■ **Problem description**:
Quote every entry word for word.

Start of Data shown

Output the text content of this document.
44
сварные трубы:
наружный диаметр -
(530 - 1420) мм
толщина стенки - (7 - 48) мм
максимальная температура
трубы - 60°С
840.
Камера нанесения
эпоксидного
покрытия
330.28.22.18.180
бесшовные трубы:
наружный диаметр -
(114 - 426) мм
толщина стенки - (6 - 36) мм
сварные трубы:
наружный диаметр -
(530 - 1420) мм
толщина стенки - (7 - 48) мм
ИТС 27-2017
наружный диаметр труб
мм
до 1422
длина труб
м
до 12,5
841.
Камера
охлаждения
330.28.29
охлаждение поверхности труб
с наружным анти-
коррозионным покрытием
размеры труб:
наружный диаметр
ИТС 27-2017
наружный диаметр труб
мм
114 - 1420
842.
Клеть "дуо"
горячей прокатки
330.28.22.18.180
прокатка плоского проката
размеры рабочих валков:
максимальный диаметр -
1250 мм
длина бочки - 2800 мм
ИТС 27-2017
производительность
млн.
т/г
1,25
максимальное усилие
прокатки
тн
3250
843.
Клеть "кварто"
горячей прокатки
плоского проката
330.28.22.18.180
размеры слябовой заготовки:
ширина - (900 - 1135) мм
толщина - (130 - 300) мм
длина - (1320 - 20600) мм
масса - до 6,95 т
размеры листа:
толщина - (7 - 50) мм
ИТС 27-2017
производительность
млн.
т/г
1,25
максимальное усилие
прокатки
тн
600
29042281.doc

End of Data shown

■ **Correct output**:
Output the text content of this document.
44
сварные трубы:
наружный диаметр -
(530 - 1420) мм
толщина стенки - (7 - 48) мм
максимальная температура
трубы - 60°С
840.
Камера нанесения
эпоксидного
покрытия
330.28.22.18.180
бесшовные трубы:
наружный диаметр -
(114 - 426) мм
толщина стенки - (6 - 36) мм
сварные трубы:
наружный диаметр -
(530 - 1420) мм
толщина стенки - (7 - 48) мм
ИТС 27-2017
наружный диаметр труб
мм
до 1422
длина труб
м
до 12,5
841.
Камера
охлаждения
330.28.29
охлаждение поверхности труб
с наружным анти-
коррозионным покрытием
размеры труб:
наружный диаметр
ИТС 27-2017
наружный диаметр труб
мм
114 - 1420
842.
Клеть "дуо"
горячей прокатки
330.28.22.18.180
прокатка плоского проката
размеры рабочих валков:
максимальный диаметр -
1250 мм
длина бочки - 2800 мм
ИТС 27-2017
производительность
млн.
т/г
1,25
максимальное усилие
прокатки
тн
3250
843.
Клеть "кварто"
горячей прокатки
плоского проката
330.28.22.18.180
размеры слябовой заготовки:
ширина - (900 - 1135) мм
толщина - (130 - 300) мм
длина - (1320 - 20600) мм
масса - до 6,95 т
размеры листа:
толщина - (7 - 50) мм
ИТС 27-2017
производительность
млн.
т/г
1,25
максимальное усилие
прокатки
тн
600
29042281.doc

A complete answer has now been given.